--- Start of LISTED ENTRIES ---

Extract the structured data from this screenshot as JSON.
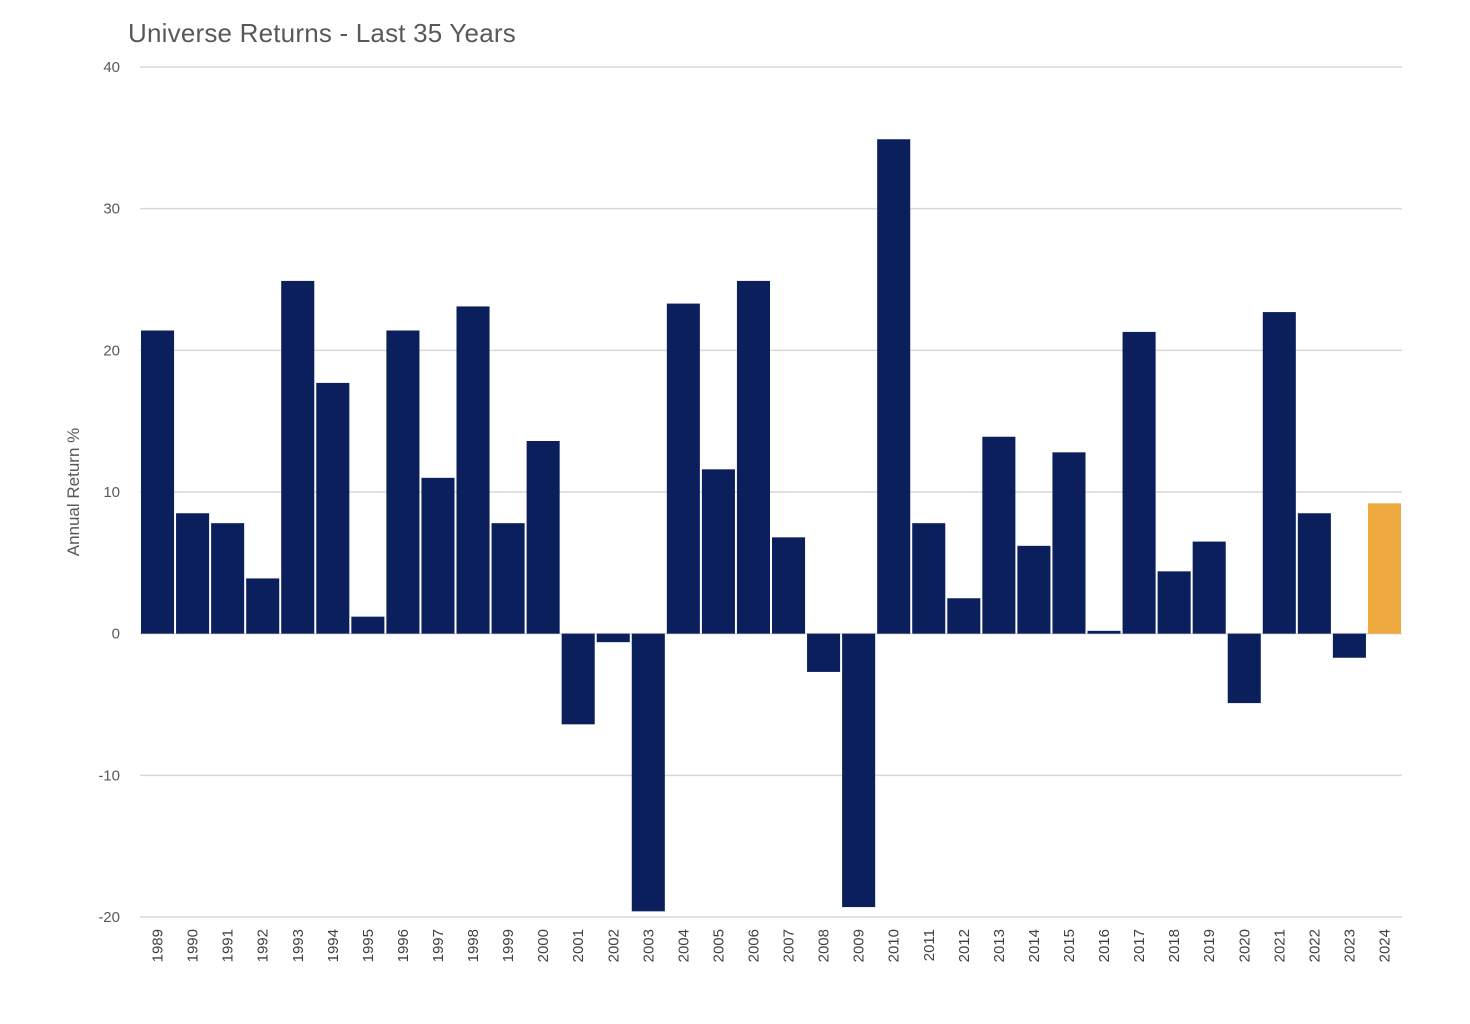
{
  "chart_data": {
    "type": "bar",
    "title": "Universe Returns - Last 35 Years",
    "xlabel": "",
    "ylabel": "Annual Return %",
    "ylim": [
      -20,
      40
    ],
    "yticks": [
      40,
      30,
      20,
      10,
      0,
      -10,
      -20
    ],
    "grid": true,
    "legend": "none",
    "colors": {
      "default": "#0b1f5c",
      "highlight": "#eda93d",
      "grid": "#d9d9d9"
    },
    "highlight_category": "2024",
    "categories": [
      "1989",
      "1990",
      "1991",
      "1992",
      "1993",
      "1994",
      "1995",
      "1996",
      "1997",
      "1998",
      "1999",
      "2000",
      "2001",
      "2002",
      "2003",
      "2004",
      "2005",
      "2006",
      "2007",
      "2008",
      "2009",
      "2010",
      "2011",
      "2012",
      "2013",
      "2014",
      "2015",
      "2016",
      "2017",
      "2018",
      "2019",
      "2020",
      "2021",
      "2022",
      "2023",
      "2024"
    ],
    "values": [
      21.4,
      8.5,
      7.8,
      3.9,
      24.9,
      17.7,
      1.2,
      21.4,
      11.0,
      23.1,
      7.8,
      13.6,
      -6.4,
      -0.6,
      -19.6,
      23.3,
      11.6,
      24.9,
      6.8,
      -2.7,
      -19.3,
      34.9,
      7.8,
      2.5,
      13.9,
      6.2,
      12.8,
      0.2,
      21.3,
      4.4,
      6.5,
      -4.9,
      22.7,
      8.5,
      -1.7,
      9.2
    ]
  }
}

--- End of LISTED ENTRIES ---

AIM: Strip out the pictures and quote the remaining data word for word.

FINISHED EXERCISE:
Extract the structured data from this screenshot as JSON.
{
  "chart_data": {
    "type": "bar",
    "title": "Universe Returns - Last 35 Years",
    "xlabel": "",
    "ylabel": "Annual Return %",
    "ylim": [
      -20,
      40
    ],
    "yticks": [
      40,
      30,
      20,
      10,
      0,
      -10,
      -20
    ],
    "grid": true,
    "legend": "none",
    "colors": {
      "default": "#0b1f5c",
      "highlight": "#eda93d",
      "grid": "#d9d9d9"
    },
    "highlight_category": "2024",
    "categories": [
      "1989",
      "1990",
      "1991",
      "1992",
      "1993",
      "1994",
      "1995",
      "1996",
      "1997",
      "1998",
      "1999",
      "2000",
      "2001",
      "2002",
      "2003",
      "2004",
      "2005",
      "2006",
      "2007",
      "2008",
      "2009",
      "2010",
      "2011",
      "2012",
      "2013",
      "2014",
      "2015",
      "2016",
      "2017",
      "2018",
      "2019",
      "2020",
      "2021",
      "2022",
      "2023",
      "2024"
    ],
    "values": [
      21.4,
      8.5,
      7.8,
      3.9,
      24.9,
      17.7,
      1.2,
      21.4,
      11.0,
      23.1,
      7.8,
      13.6,
      -6.4,
      -0.6,
      -19.6,
      23.3,
      11.6,
      24.9,
      6.8,
      -2.7,
      -19.3,
      34.9,
      7.8,
      2.5,
      13.9,
      6.2,
      12.8,
      0.2,
      21.3,
      4.4,
      6.5,
      -4.9,
      22.7,
      8.5,
      -1.7,
      9.2
    ]
  }
}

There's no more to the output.